TASK:
In the listing below, copy the lines exactly, beginning with the line containing "check-icon[interactable] xyxy=(424,460,448,481)" and continuing through the line containing "call-time: 24.6.2018 22:15:19".

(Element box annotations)
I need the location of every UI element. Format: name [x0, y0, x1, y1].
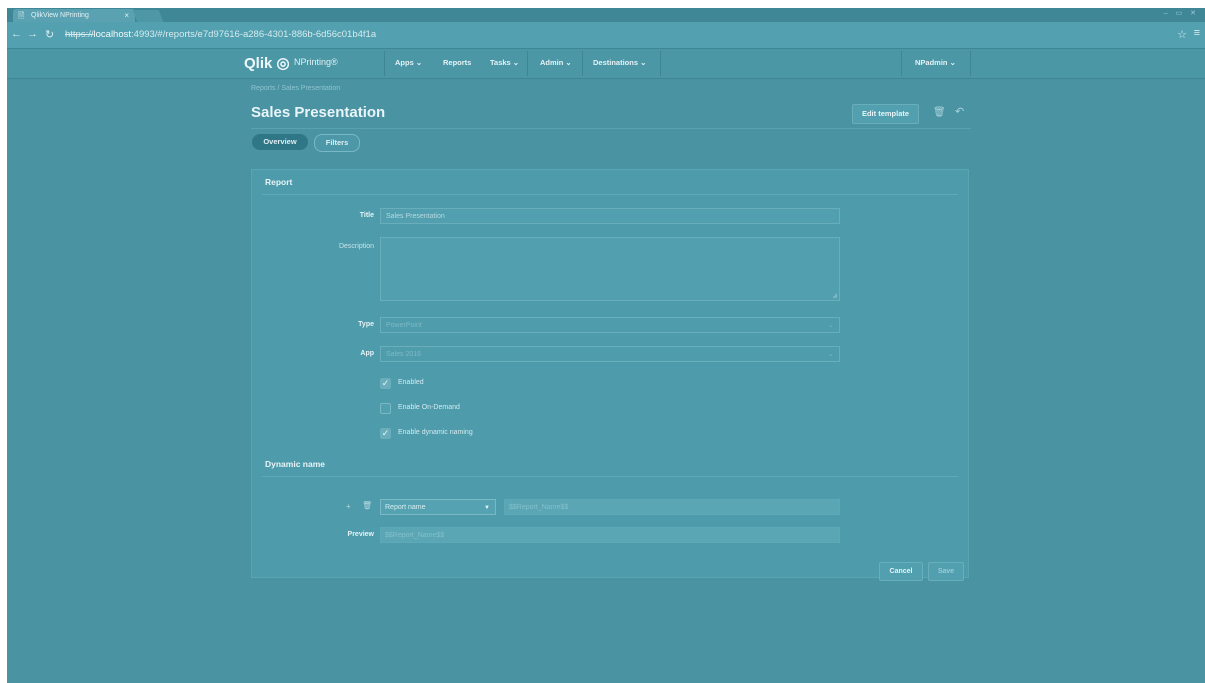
- url-path: :4993/#/reports/e7d97616-a286-4301-886b-…: [131, 29, 377, 40]
- app-select[interactable]: Sales 2016 ⌄: [380, 346, 840, 362]
- window-controls[interactable]: – ▭ ✕: [1164, 9, 1199, 17]
- cancel-button[interactable]: Cancel: [879, 562, 923, 581]
- report-name-value: Report name: [385, 504, 426, 511]
- product-name: NPrinting®: [294, 57, 338, 67]
- app-label: App: [360, 350, 374, 357]
- page-title: Sales Presentation: [251, 104, 386, 121]
- nav-admin[interactable]: Admin ⌄: [540, 58, 572, 67]
- nav-divider: [970, 51, 971, 76]
- close-tab-icon[interactable]: ×: [124, 9, 129, 22]
- nav-divider: [901, 51, 902, 76]
- save-button[interactable]: Save: [928, 562, 964, 581]
- section-report: Report: [265, 177, 293, 187]
- title-label: Title: [359, 212, 374, 219]
- browser-window: 🗎 QlikView NPrinting × – ▭ ✕ ← → ↻ https…: [7, 8, 1205, 683]
- app-value: Sales 2016: [386, 351, 422, 358]
- dynamic-name-field: $$Report_Name$$: [504, 499, 840, 515]
- tab-strip: 🗎 QlikView NPrinting × – ▭ ✕: [7, 8, 1205, 22]
- type-label: Type: [358, 321, 374, 328]
- browser-menu-icon[interactable]: ≡: [1194, 27, 1200, 39]
- back-icon[interactable]: ←: [11, 28, 22, 40]
- nav-tasks[interactable]: Tasks ⌄: [490, 58, 519, 67]
- page-icon: 🗎: [18, 11, 25, 20]
- nav-divider: [527, 51, 528, 76]
- nav-divider: [384, 51, 385, 76]
- description-label: Description: [338, 243, 374, 250]
- chevron-down-icon: ⌄: [828, 351, 834, 358]
- report-name-select[interactable]: Report name ▼: [380, 499, 496, 515]
- url-host: localhost: [93, 29, 132, 40]
- nav-reports[interactable]: Reports: [443, 58, 471, 67]
- breadcrumb[interactable]: Reports / Sales Presentation: [251, 85, 340, 92]
- description-textarea[interactable]: ◢: [380, 237, 840, 301]
- delete-icon[interactable]: 🗑: [362, 501, 372, 510]
- back-arrow-icon[interactable]: ↶: [955, 105, 964, 118]
- enabled-label: Enabled: [398, 379, 424, 386]
- app-header: Qlik ◎ NPrinting® Apps ⌄ Reports Tasks ⌄…: [7, 49, 1205, 79]
- title-divider: [251, 128, 971, 129]
- nav-apps[interactable]: Apps ⌄: [395, 58, 422, 67]
- qlik-logo-icon: ◎: [276, 55, 290, 72]
- section-divider: [262, 476, 958, 477]
- preview-label: Preview: [347, 531, 374, 538]
- forward-icon[interactable]: →: [27, 28, 38, 40]
- dynamic-naming-checkbox[interactable]: ✓: [380, 428, 391, 439]
- preview-field: $$Report_Name$$: [380, 527, 840, 543]
- url-field[interactable]: https://localhost:4993/#/reports/e7d9761…: [65, 26, 1165, 43]
- new-tab-button[interactable]: [132, 10, 164, 22]
- report-panel: Report Title Sales Presentation Descript…: [251, 169, 969, 581]
- reload-icon[interactable]: ↻: [45, 28, 54, 41]
- add-icon[interactable]: +: [346, 502, 351, 511]
- edit-template-button[interactable]: Edit template: [852, 104, 919, 124]
- chevron-down-icon: ⌄: [828, 322, 834, 329]
- user-menu[interactable]: NPadmin ⌄: [915, 58, 956, 67]
- tab-filters[interactable]: Filters: [314, 134, 360, 152]
- type-select[interactable]: PowerPoint ⌄: [380, 317, 840, 333]
- logo-text: Qlik: [244, 55, 273, 72]
- browser-tab[interactable]: 🗎 QlikView NPrinting ×: [13, 9, 135, 22]
- caret-down-icon: ▼: [484, 505, 490, 511]
- resize-grip-icon[interactable]: ◢: [832, 292, 837, 299]
- on-demand-label: Enable On-Demand: [398, 404, 460, 411]
- nav-divider: [582, 51, 583, 76]
- type-value: PowerPoint: [386, 322, 422, 329]
- address-bar: ← → ↻ https://localhost:4993/#/reports/e…: [7, 22, 1205, 49]
- on-demand-checkbox[interactable]: [380, 403, 391, 414]
- section-dynamic-name: Dynamic name: [265, 459, 325, 469]
- qlik-logo[interactable]: Qlik ◎: [244, 54, 290, 72]
- section-divider: [262, 194, 958, 195]
- delete-icon[interactable]: 🗑: [933, 107, 946, 118]
- dynamic-naming-label: Enable dynamic naming: [398, 429, 473, 436]
- bookmark-star-icon[interactable]: ☆: [1177, 28, 1187, 41]
- nav-divider: [660, 51, 661, 76]
- tab-overview[interactable]: Overview: [252, 134, 308, 150]
- enabled-checkbox[interactable]: ✓: [380, 378, 391, 389]
- nav-destinations[interactable]: Destinations ⌄: [593, 58, 646, 67]
- url-scheme: https://: [65, 29, 94, 40]
- tab-title: QlikView NPrinting: [31, 12, 89, 19]
- title-input[interactable]: Sales Presentation: [380, 208, 840, 224]
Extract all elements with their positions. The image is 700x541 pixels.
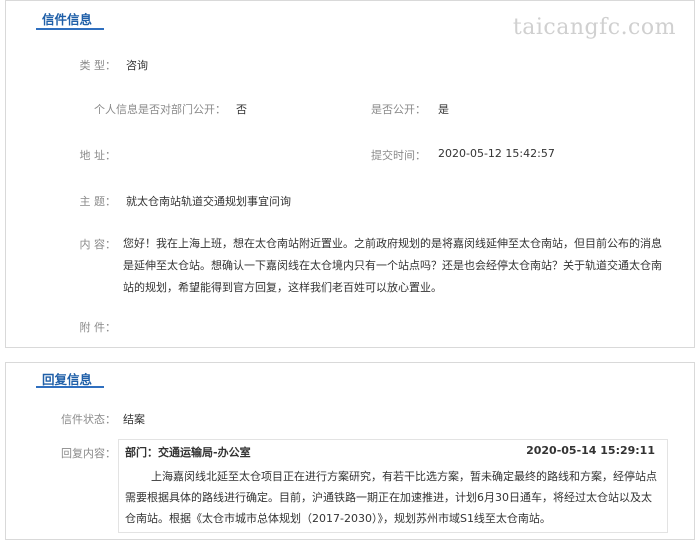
reply-content-label: 回复内容： [61, 447, 116, 460]
reply-time: 2020-05-14 15:29:11 [526, 444, 655, 457]
site-watermark: taicangfc.com [512, 15, 676, 40]
address-label: 地 址： [79, 149, 117, 162]
reply-info-panel: 回复信息 信件状态： 结案 回复内容： 部门：交通运输局-办公室 2020-05… [5, 362, 695, 540]
subject-label: 主 题： [79, 195, 117, 208]
reply-text: 上海嘉闵线北延至太仓项目正在进行方案研究，有若干比选方案，暂未确定最终的路线和方… [125, 470, 657, 525]
content-label: 内 容： [79, 238, 117, 251]
submit-time-value: 2020-05-12 15:42:57 [438, 147, 555, 160]
privacy-label: 个人信息是否对部门公开： [94, 103, 226, 116]
submit-time-label: 提交时间： [371, 149, 426, 162]
letter-title-underline [36, 28, 104, 30]
reply-title-underline [36, 386, 104, 388]
status-value: 结案 [123, 413, 145, 426]
public-value: 是 [438, 103, 449, 116]
attachment-label: 附 件： [79, 321, 117, 334]
content-text: 您好！我在上海上班，想在太仓南站附近置业。之前政府规划的是将嘉闵线延伸至太仓南站… [123, 237, 662, 294]
status-label: 信件状态： [61, 413, 116, 426]
subject-value: 就太仓南站轨道交通规划事宜问询 [126, 195, 291, 208]
reply-content-box: 部门：交通运输局-办公室 2020-05-14 15:29:11 上海嘉闵线北延… [118, 439, 668, 533]
letter-info-panel: 信件信息 taicangfc.com 类 型： 咨询 个人信息是否对部门公开： … [5, 0, 695, 348]
type-value: 咨询 [126, 59, 148, 72]
public-label: 是否公开： [371, 103, 426, 116]
privacy-value: 否 [236, 103, 247, 116]
type-label: 类 型： [79, 59, 117, 72]
letter-section-title: 信件信息 [32, 9, 103, 28]
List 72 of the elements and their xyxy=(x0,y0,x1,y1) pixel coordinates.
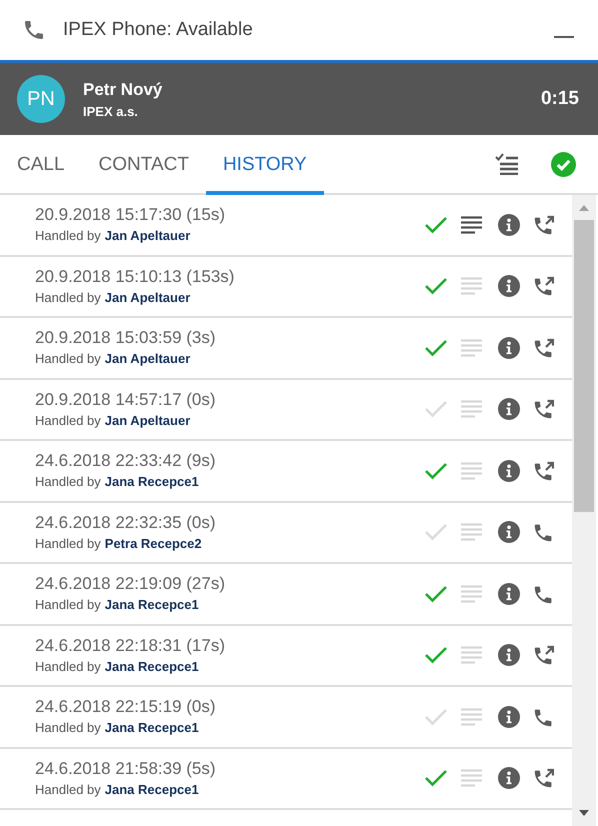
check-icon[interactable] xyxy=(424,460,448,481)
call-time: 24.6.2018 22:32:35 (0s) xyxy=(35,512,217,534)
check-icon[interactable] xyxy=(424,338,448,358)
info-icon[interactable] xyxy=(498,460,520,482)
outgoing-call-icon[interactable] xyxy=(532,214,554,236)
window-title: IPEX Phone: Available xyxy=(63,18,253,42)
agent-name: Jana Recepce1 xyxy=(104,658,199,676)
info-icon[interactable] xyxy=(498,398,520,420)
call-time: 24.6.2018 22:15:19 (0s) xyxy=(35,696,217,718)
call-time: 24.6.2018 22:18:31 (17s) xyxy=(35,634,226,657)
info-icon[interactable] xyxy=(498,521,520,544)
handled-label: Handled by xyxy=(35,534,101,553)
handled-label: Handled by xyxy=(35,473,101,492)
phone-icon xyxy=(22,18,46,42)
handled-label: Handled by xyxy=(35,596,101,614)
call-time: 24.6.2018 22:19:09 (27s) xyxy=(35,573,226,596)
call-time: 20.9.2018 14:57:17 (0s) xyxy=(35,388,217,411)
checklist-icon[interactable] xyxy=(495,153,519,175)
scrollbar-thumb[interactable] xyxy=(574,220,594,512)
tab[interactable]: CONTACT xyxy=(82,135,206,195)
call-duration: 0:15 xyxy=(540,86,579,111)
agent-name: Jana Recepce1 xyxy=(104,780,199,799)
agent-name: Jan Apeltauer xyxy=(104,412,190,430)
info-icon[interactable] xyxy=(498,582,520,605)
outgoing-call-icon[interactable] xyxy=(532,767,554,790)
handled-label: Handled by xyxy=(35,350,101,368)
check-icon[interactable] xyxy=(424,584,448,604)
handled-label: Handled by xyxy=(35,227,101,246)
info-icon[interactable] xyxy=(498,706,520,728)
info-icon[interactable] xyxy=(498,767,520,790)
tab[interactable]: HISTORY xyxy=(206,135,324,195)
handled-label: Handled by xyxy=(35,412,101,430)
avatar: PN xyxy=(17,75,65,123)
check-icon[interactable] xyxy=(424,276,448,296)
status-check-icon[interactable] xyxy=(551,152,576,176)
scrollbar[interactable] xyxy=(572,195,596,826)
agent-name: Petra Recepce2 xyxy=(104,534,202,553)
call-time: 24.6.2018 22:33:42 (9s) xyxy=(35,450,217,472)
agent-name: Jan Apeltauer xyxy=(104,350,190,368)
call-time: 24.6.2018 21:58:39 (5s) xyxy=(35,758,217,780)
check-icon[interactable] xyxy=(424,214,448,235)
check-icon[interactable] xyxy=(424,522,448,542)
handled-label: Handled by xyxy=(35,780,101,799)
agent-name: Jana Recepce1 xyxy=(104,719,199,738)
caller-name: Petr Nový xyxy=(83,78,162,100)
note-icon[interactable] xyxy=(461,216,483,234)
outgoing-call-icon[interactable] xyxy=(532,460,554,482)
outgoing-call-icon[interactable] xyxy=(532,398,554,420)
info-icon[interactable] xyxy=(498,336,520,359)
handled-label: Handled by xyxy=(35,288,101,307)
outgoing-call-icon[interactable] xyxy=(532,275,554,298)
agent-name: Jana Recepce1 xyxy=(104,473,199,492)
scroll-down-icon[interactable] xyxy=(579,810,589,816)
agent-name: Jan Apeltauer xyxy=(104,227,190,246)
agent-name: Jan Apeltauer xyxy=(104,288,190,307)
check-icon[interactable] xyxy=(424,399,448,420)
outgoing-call-icon[interactable] xyxy=(532,644,554,666)
check-icon[interactable] xyxy=(424,768,448,788)
info-icon[interactable] xyxy=(498,275,520,298)
info-icon[interactable] xyxy=(498,214,520,236)
check-icon[interactable] xyxy=(424,645,448,666)
call-time: 20.9.2018 15:17:30 (15s) xyxy=(35,204,226,226)
agent-name: Jana Recepce1 xyxy=(104,596,199,614)
call-time: 20.9.2018 15:03:59 (3s) xyxy=(35,327,217,350)
handled-label: Handled by xyxy=(35,658,101,676)
handled-label: Handled by xyxy=(35,719,101,738)
tab[interactable]: CALL xyxy=(0,135,82,195)
outgoing-call-icon[interactable] xyxy=(532,336,554,359)
check-icon[interactable] xyxy=(424,706,448,727)
caller-company: IPEX a.s. xyxy=(83,103,139,121)
info-icon[interactable] xyxy=(498,644,520,666)
call-time: 20.9.2018 15:10:13 (153s) xyxy=(35,266,236,288)
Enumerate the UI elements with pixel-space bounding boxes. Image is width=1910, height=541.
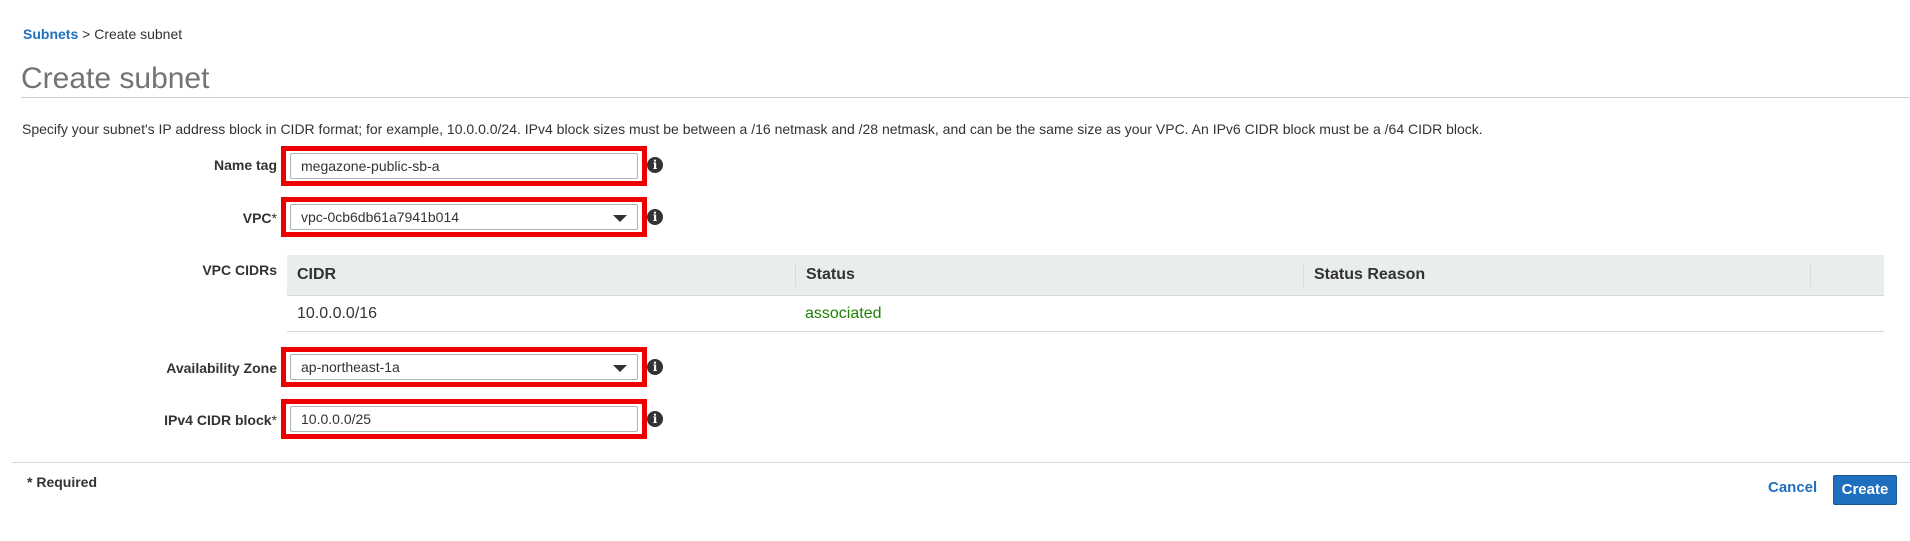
- vpc-cidrs-label: VPC CIDRs: [202, 262, 277, 278]
- cidr-cell: 10.0.0.0/16: [297, 305, 378, 322]
- info-icon[interactable]: i: [647, 411, 663, 427]
- column-header-status[interactable]: Status: [796, 255, 1303, 295]
- breadcrumb-current: Create subnet: [94, 26, 183, 42]
- vpc-cidrs-table: CIDR Status Status Reason 10.0.0.0/16 as…: [287, 255, 1884, 332]
- availability-zone-label: Availability Zone: [166, 360, 277, 376]
- caret-down-icon: [613, 365, 627, 372]
- cancel-button[interactable]: Cancel: [1768, 479, 1817, 496]
- table-header: CIDR Status Status Reason: [287, 255, 1884, 296]
- name-tag-input[interactable]: [290, 153, 638, 179]
- vpc-select-value: vpc-0cb6db61a7941b014: [301, 209, 460, 225]
- availability-zone-value: ap-northeast-1a: [301, 359, 400, 375]
- column-header-status-reason[interactable]: Status Reason: [1304, 255, 1810, 295]
- footer-divider: [12, 462, 1910, 463]
- create-button[interactable]: Create: [1833, 475, 1897, 505]
- vpc-select[interactable]: vpc-0cb6db61a7941b014: [290, 204, 638, 230]
- table-row: 10.0.0.0/16 associated: [287, 296, 1884, 332]
- required-note: * Required: [27, 474, 98, 490]
- vpc-label: VPC*: [242, 210, 277, 226]
- ipv4-cidr-input[interactable]: [290, 406, 638, 432]
- availability-zone-select[interactable]: ap-northeast-1a: [290, 354, 638, 380]
- form-description: Specify your subnet's IP address block i…: [22, 121, 1483, 137]
- status-cell: associated: [805, 305, 882, 322]
- breadcrumb-subnets-link[interactable]: Subnets: [23, 26, 78, 42]
- breadcrumb-separator: >: [78, 26, 95, 42]
- column-header-cidr[interactable]: CIDR: [287, 255, 795, 295]
- info-icon[interactable]: i: [647, 157, 663, 173]
- info-icon[interactable]: i: [647, 209, 663, 225]
- ipv4-cidr-label: IPv4 CIDR block*: [164, 412, 277, 428]
- caret-down-icon: [613, 215, 627, 222]
- info-icon[interactable]: i: [647, 359, 663, 375]
- name-tag-label: Name tag: [213, 157, 277, 173]
- title-divider: [21, 97, 1910, 98]
- page-title: Create subnet: [21, 62, 210, 95]
- column-divider: [1810, 263, 1811, 287]
- breadcrumb: Subnets > Create subnet: [23, 26, 182, 42]
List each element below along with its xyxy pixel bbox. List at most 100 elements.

EXERCISE OUTPUT:
check-icon[interactable] xyxy=(424,460,448,481)
call-time: 24.6.2018 22:32:35 (0s) xyxy=(35,512,217,534)
check-icon[interactable] xyxy=(424,338,448,358)
info-icon[interactable] xyxy=(498,460,520,482)
outgoing-call-icon[interactable] xyxy=(532,214,554,236)
window-title: IPEX Phone: Available xyxy=(63,18,253,42)
agent-name: Jana Recepce1 xyxy=(104,658,199,676)
info-icon[interactable] xyxy=(498,398,520,420)
call-time: 24.6.2018 22:15:19 (0s) xyxy=(35,696,217,718)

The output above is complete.